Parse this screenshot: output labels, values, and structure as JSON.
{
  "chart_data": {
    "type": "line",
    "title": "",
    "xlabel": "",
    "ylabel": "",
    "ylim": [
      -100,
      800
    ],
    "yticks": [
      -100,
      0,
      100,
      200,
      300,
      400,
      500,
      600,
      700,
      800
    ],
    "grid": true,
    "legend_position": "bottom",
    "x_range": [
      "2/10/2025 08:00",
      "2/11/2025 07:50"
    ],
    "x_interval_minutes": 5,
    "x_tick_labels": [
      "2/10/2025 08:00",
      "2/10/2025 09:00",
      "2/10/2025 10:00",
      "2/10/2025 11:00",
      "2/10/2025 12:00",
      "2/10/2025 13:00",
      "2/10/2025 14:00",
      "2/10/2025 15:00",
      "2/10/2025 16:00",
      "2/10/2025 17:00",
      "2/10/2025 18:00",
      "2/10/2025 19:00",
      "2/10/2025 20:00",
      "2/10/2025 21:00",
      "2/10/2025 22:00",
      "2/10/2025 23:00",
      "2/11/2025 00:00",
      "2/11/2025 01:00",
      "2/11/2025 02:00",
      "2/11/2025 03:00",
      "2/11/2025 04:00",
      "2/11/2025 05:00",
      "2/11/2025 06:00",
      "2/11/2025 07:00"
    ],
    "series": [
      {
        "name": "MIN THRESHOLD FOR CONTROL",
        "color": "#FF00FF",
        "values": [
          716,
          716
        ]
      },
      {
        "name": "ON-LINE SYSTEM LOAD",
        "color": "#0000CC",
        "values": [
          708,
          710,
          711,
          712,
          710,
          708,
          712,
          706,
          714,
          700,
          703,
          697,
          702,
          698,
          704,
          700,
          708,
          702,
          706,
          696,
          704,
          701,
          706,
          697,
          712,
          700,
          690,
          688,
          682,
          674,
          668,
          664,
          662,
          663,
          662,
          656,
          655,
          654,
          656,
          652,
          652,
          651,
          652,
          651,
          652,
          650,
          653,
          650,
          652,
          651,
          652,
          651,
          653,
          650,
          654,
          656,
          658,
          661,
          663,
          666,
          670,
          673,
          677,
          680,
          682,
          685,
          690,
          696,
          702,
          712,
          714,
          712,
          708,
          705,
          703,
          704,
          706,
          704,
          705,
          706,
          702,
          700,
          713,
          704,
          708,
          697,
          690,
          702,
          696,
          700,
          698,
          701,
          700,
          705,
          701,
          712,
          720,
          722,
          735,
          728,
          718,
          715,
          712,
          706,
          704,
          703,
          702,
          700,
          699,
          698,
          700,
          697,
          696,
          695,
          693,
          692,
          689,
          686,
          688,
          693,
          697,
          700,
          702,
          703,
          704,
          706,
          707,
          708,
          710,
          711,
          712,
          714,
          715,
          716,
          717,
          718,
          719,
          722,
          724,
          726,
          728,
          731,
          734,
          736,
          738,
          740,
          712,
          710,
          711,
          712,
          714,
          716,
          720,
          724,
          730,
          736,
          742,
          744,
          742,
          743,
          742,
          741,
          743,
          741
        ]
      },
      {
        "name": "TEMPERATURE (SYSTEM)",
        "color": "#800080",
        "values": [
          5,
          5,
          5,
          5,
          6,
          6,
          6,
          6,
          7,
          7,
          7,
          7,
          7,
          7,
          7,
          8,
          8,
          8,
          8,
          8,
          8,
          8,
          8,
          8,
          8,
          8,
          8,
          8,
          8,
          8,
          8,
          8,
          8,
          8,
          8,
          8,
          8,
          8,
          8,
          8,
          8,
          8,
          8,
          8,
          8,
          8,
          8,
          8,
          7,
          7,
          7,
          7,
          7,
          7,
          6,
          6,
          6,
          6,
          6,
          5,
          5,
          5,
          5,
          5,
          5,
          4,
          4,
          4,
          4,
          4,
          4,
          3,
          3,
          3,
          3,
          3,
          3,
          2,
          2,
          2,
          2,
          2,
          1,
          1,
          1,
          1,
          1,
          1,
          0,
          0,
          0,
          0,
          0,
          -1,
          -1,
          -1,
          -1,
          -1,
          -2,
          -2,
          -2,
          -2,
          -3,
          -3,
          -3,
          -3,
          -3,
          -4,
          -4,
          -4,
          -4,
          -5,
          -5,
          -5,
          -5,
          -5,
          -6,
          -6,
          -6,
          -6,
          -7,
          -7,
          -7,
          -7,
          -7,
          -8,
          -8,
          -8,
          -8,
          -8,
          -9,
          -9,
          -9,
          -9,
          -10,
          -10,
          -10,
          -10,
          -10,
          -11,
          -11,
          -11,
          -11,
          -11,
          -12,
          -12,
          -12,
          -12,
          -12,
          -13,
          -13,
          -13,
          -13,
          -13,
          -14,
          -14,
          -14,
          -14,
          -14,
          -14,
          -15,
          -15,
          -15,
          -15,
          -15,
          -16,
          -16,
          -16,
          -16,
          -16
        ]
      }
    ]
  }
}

> _Your objective_
Restate each of the entries above verbatim.

> _Task solution_
Parse this screenshot: output labels, values, and structure as JSON.
{
  "chart_data": {
    "type": "line",
    "title": "",
    "xlabel": "",
    "ylabel": "",
    "ylim": [
      -100,
      800
    ],
    "yticks": [
      -100,
      0,
      100,
      200,
      300,
      400,
      500,
      600,
      700,
      800
    ],
    "grid": true,
    "legend_position": "bottom",
    "x_range": [
      "2/10/2025 08:00",
      "2/11/2025 07:50"
    ],
    "x_interval_minutes": 5,
    "x_tick_labels": [
      "2/10/2025 08:00",
      "2/10/2025 09:00",
      "2/10/2025 10:00",
      "2/10/2025 11:00",
      "2/10/2025 12:00",
      "2/10/2025 13:00",
      "2/10/2025 14:00",
      "2/10/2025 15:00",
      "2/10/2025 16:00",
      "2/10/2025 17:00",
      "2/10/2025 18:00",
      "2/10/2025 19:00",
      "2/10/2025 20:00",
      "2/10/2025 21:00",
      "2/10/2025 22:00",
      "2/10/2025 23:00",
      "2/11/2025 00:00",
      "2/11/2025 01:00",
      "2/11/2025 02:00",
      "2/11/2025 03:00",
      "2/11/2025 04:00",
      "2/11/2025 05:00",
      "2/11/2025 06:00",
      "2/11/2025 07:00"
    ],
    "series": [
      {
        "name": "MIN THRESHOLD FOR CONTROL",
        "color": "#FF00FF",
        "values": [
          716,
          716
        ]
      },
      {
        "name": "ON-LINE SYSTEM LOAD",
        "color": "#0000CC",
        "values": [
          708,
          710,
          711,
          712,
          710,
          708,
          712,
          706,
          714,
          700,
          703,
          697,
          702,
          698,
          704,
          700,
          708,
          702,
          706,
          696,
          704,
          701,
          706,
          697,
          712,
          700,
          690,
          688,
          682,
          674,
          668,
          664,
          662,
          663,
          662,
          656,
          655,
          654,
          656,
          652,
          652,
          651,
          652,
          651,
          652,
          650,
          653,
          650,
          652,
          651,
          652,
          651,
          653,
          650,
          654,
          656,
          658,
          661,
          663,
          666,
          670,
          673,
          677,
          680,
          682,
          685,
          690,
          696,
          702,
          712,
          714,
          712,
          708,
          705,
          703,
          704,
          706,
          704,
          705,
          706,
          702,
          700,
          713,
          704,
          708,
          697,
          690,
          702,
          696,
          700,
          698,
          701,
          700,
          705,
          701,
          712,
          720,
          722,
          735,
          728,
          718,
          715,
          712,
          706,
          704,
          703,
          702,
          700,
          699,
          698,
          700,
          697,
          696,
          695,
          693,
          692,
          689,
          686,
          688,
          693,
          697,
          700,
          702,
          703,
          704,
          706,
          707,
          708,
          710,
          711,
          712,
          714,
          715,
          716,
          717,
          718,
          719,
          722,
          724,
          726,
          728,
          731,
          734,
          736,
          738,
          740,
          712,
          710,
          711,
          712,
          714,
          716,
          720,
          724,
          730,
          736,
          742,
          744,
          742,
          743,
          742,
          741,
          743,
          741
        ]
      },
      {
        "name": "TEMPERATURE (SYSTEM)",
        "color": "#800080",
        "values": [
          5,
          5,
          5,
          5,
          6,
          6,
          6,
          6,
          7,
          7,
          7,
          7,
          7,
          7,
          7,
          8,
          8,
          8,
          8,
          8,
          8,
          8,
          8,
          8,
          8,
          8,
          8,
          8,
          8,
          8,
          8,
          8,
          8,
          8,
          8,
          8,
          8,
          8,
          8,
          8,
          8,
          8,
          8,
          8,
          8,
          8,
          8,
          8,
          7,
          7,
          7,
          7,
          7,
          7,
          6,
          6,
          6,
          6,
          6,
          5,
          5,
          5,
          5,
          5,
          5,
          4,
          4,
          4,
          4,
          4,
          4,
          3,
          3,
          3,
          3,
          3,
          3,
          2,
          2,
          2,
          2,
          2,
          1,
          1,
          1,
          1,
          1,
          1,
          0,
          0,
          0,
          0,
          0,
          -1,
          -1,
          -1,
          -1,
          -1,
          -2,
          -2,
          -2,
          -2,
          -3,
          -3,
          -3,
          -3,
          -3,
          -4,
          -4,
          -4,
          -4,
          -5,
          -5,
          -5,
          -5,
          -5,
          -6,
          -6,
          -6,
          -6,
          -7,
          -7,
          -7,
          -7,
          -7,
          -8,
          -8,
          -8,
          -8,
          -8,
          -9,
          -9,
          -9,
          -9,
          -10,
          -10,
          -10,
          -10,
          -10,
          -11,
          -11,
          -11,
          -11,
          -11,
          -12,
          -12,
          -12,
          -12,
          -12,
          -13,
          -13,
          -13,
          -13,
          -13,
          -14,
          -14,
          -14,
          -14,
          -14,
          -14,
          -15,
          -15,
          -15,
          -15,
          -15,
          -16,
          -16,
          -16,
          -16,
          -16
        ]
      }
    ]
  }
}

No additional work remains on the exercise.